#### The request:
Set down the whole listing verbatim.

#### Exercise data:
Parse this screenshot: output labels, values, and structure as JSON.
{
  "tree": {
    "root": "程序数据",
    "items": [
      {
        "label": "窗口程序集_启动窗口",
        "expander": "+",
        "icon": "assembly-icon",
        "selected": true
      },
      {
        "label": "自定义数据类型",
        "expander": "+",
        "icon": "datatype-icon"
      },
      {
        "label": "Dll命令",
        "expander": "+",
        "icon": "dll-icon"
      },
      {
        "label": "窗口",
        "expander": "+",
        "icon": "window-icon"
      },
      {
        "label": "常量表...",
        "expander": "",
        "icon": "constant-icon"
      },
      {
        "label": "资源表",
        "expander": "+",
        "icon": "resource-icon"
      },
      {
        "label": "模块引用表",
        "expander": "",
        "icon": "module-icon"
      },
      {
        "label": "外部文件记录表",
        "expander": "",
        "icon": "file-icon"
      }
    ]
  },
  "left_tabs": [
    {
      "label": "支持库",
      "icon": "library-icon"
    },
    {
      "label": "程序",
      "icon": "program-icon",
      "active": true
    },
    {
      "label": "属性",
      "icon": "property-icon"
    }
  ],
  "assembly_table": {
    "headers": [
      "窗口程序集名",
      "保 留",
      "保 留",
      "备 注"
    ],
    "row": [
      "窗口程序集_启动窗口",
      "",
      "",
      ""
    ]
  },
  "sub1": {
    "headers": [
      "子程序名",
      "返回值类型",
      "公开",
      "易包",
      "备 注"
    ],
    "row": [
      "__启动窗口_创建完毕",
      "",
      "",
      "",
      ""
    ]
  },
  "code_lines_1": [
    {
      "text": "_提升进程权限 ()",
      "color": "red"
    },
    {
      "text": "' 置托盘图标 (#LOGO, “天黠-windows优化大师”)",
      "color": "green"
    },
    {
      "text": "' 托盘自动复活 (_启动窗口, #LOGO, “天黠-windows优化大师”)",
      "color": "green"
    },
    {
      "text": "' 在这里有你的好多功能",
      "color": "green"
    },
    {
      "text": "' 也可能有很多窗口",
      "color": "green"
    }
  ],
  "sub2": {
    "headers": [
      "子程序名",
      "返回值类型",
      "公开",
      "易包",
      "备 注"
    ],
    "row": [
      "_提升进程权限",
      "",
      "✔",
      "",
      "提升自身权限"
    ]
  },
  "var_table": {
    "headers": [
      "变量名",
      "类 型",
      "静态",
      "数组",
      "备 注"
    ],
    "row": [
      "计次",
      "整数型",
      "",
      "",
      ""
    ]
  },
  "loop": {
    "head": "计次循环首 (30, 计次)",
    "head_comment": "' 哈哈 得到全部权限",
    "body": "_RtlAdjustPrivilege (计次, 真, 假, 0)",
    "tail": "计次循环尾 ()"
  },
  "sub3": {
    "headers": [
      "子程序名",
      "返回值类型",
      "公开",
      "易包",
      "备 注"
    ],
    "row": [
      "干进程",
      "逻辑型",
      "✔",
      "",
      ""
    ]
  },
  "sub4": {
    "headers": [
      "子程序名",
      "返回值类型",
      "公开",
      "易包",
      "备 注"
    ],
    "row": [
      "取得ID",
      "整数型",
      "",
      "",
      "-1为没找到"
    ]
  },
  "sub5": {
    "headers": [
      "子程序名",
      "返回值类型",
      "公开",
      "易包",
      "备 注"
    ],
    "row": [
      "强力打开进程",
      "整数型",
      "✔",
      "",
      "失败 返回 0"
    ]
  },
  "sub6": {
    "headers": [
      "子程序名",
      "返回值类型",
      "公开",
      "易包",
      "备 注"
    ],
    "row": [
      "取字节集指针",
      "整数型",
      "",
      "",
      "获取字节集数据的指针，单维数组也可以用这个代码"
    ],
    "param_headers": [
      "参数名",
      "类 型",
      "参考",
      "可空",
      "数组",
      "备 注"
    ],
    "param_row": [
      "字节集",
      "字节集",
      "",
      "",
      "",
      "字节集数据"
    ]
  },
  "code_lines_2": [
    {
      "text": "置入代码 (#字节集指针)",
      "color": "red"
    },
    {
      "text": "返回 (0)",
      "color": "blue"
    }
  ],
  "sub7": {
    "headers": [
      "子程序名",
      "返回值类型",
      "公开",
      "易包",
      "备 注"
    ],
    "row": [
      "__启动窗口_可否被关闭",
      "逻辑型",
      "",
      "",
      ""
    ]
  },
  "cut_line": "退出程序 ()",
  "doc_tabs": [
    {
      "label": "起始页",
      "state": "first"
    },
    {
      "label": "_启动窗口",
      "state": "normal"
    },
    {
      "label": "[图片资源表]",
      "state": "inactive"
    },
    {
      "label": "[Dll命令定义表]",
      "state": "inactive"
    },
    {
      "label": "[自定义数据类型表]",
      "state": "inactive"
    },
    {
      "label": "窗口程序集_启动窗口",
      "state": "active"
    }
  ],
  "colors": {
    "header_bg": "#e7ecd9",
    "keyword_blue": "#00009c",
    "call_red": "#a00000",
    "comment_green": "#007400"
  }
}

#### The reply:
Parse this screenshot: output labels, values, and structure as JSON.
{
  "tree": {
    "root": "程序数据",
    "items": [
      {
        "label": "窗口程序集_启动窗口",
        "expander": "+",
        "icon": "assembly-icon",
        "selected": true
      },
      {
        "label": "自定义数据类型",
        "expander": "+",
        "icon": "datatype-icon"
      },
      {
        "label": "Dll命令",
        "expander": "+",
        "icon": "dll-icon"
      },
      {
        "label": "窗口",
        "expander": "+",
        "icon": "window-icon"
      },
      {
        "label": "常量表...",
        "expander": "",
        "icon": "constant-icon"
      },
      {
        "label": "资源表",
        "expander": "+",
        "icon": "resource-icon"
      },
      {
        "label": "模块引用表",
        "expander": "",
        "icon": "module-icon"
      },
      {
        "label": "外部文件记录表",
        "expander": "",
        "icon": "file-icon"
      }
    ]
  },
  "left_tabs": [
    {
      "label": "支持库",
      "icon": "library-icon"
    },
    {
      "label": "程序",
      "icon": "program-icon",
      "active": true
    },
    {
      "label": "属性",
      "icon": "property-icon"
    }
  ],
  "assembly_table": {
    "headers": [
      "窗口程序集名",
      "保 留",
      "保 留",
      "备 注"
    ],
    "row": [
      "窗口程序集_启动窗口",
      "",
      "",
      ""
    ]
  },
  "sub1": {
    "headers": [
      "子程序名",
      "返回值类型",
      "公开",
      "易包",
      "备 注"
    ],
    "row": [
      "__启动窗口_创建完毕",
      "",
      "",
      "",
      ""
    ]
  },
  "code_lines_1": [
    {
      "text": "_提升进程权限 ()",
      "color": "red"
    },
    {
      "text": "' 置托盘图标 (#LOGO, “天黠-windows优化大师”)",
      "color": "green"
    },
    {
      "text": "' 托盘自动复活 (_启动窗口, #LOGO, “天黠-windows优化大师”)",
      "color": "green"
    },
    {
      "text": "' 在这里有你的好多功能",
      "color": "green"
    },
    {
      "text": "' 也可能有很多窗口",
      "color": "green"
    }
  ],
  "sub2": {
    "headers": [
      "子程序名",
      "返回值类型",
      "公开",
      "易包",
      "备 注"
    ],
    "row": [
      "_提升进程权限",
      "",
      "✔",
      "",
      "提升自身权限"
    ]
  },
  "var_table": {
    "headers": [
      "变量名",
      "类 型",
      "静态",
      "数组",
      "备 注"
    ],
    "row": [
      "计次",
      "整数型",
      "",
      "",
      ""
    ]
  },
  "loop": {
    "head": "计次循环首 (30, 计次)",
    "head_comment": "' 哈哈 得到全部权限",
    "body": "_RtlAdjustPrivilege (计次, 真, 假, 0)",
    "tail": "计次循环尾 ()"
  },
  "sub3": {
    "headers": [
      "子程序名",
      "返回值类型",
      "公开",
      "易包",
      "备 注"
    ],
    "row": [
      "干进程",
      "逻辑型",
      "✔",
      "",
      ""
    ]
  },
  "sub4": {
    "headers": [
      "子程序名",
      "返回值类型",
      "公开",
      "易包",
      "备 注"
    ],
    "row": [
      "取得ID",
      "整数型",
      "",
      "",
      "-1为没找到"
    ]
  },
  "sub5": {
    "headers": [
      "子程序名",
      "返回值类型",
      "公开",
      "易包",
      "备 注"
    ],
    "row": [
      "强力打开进程",
      "整数型",
      "✔",
      "",
      "失败 返回 0"
    ]
  },
  "sub6": {
    "headers": [
      "子程序名",
      "返回值类型",
      "公开",
      "易包",
      "备 注"
    ],
    "row": [
      "取字节集指针",
      "整数型",
      "",
      "",
      "获取字节集数据的指针，单维数组也可以用这个代码"
    ],
    "param_headers": [
      "参数名",
      "类 型",
      "参考",
      "可空",
      "数组",
      "备 注"
    ],
    "param_row": [
      "字节集",
      "字节集",
      "",
      "",
      "",
      "字节集数据"
    ]
  },
  "code_lines_2": [
    {
      "text": "置入代码 (#字节集指针)",
      "color": "red"
    },
    {
      "text": "返回 (0)",
      "color": "blue"
    }
  ],
  "sub7": {
    "headers": [
      "子程序名",
      "返回值类型",
      "公开",
      "易包",
      "备 注"
    ],
    "row": [
      "__启动窗口_可否被关闭",
      "逻辑型",
      "",
      "",
      ""
    ]
  },
  "cut_line": "退出程序 ()",
  "doc_tabs": [
    {
      "label": "起始页",
      "state": "first"
    },
    {
      "label": "_启动窗口",
      "state": "normal"
    },
    {
      "label": "[图片资源表]",
      "state": "inactive"
    },
    {
      "label": "[Dll命令定义表]",
      "state": "inactive"
    },
    {
      "label": "[自定义数据类型表]",
      "state": "inactive"
    },
    {
      "label": "窗口程序集_启动窗口",
      "state": "active"
    }
  ],
  "colors": {
    "header_bg": "#e7ecd9",
    "keyword_blue": "#00009c",
    "call_red": "#a00000",
    "comment_green": "#007400"
  }
}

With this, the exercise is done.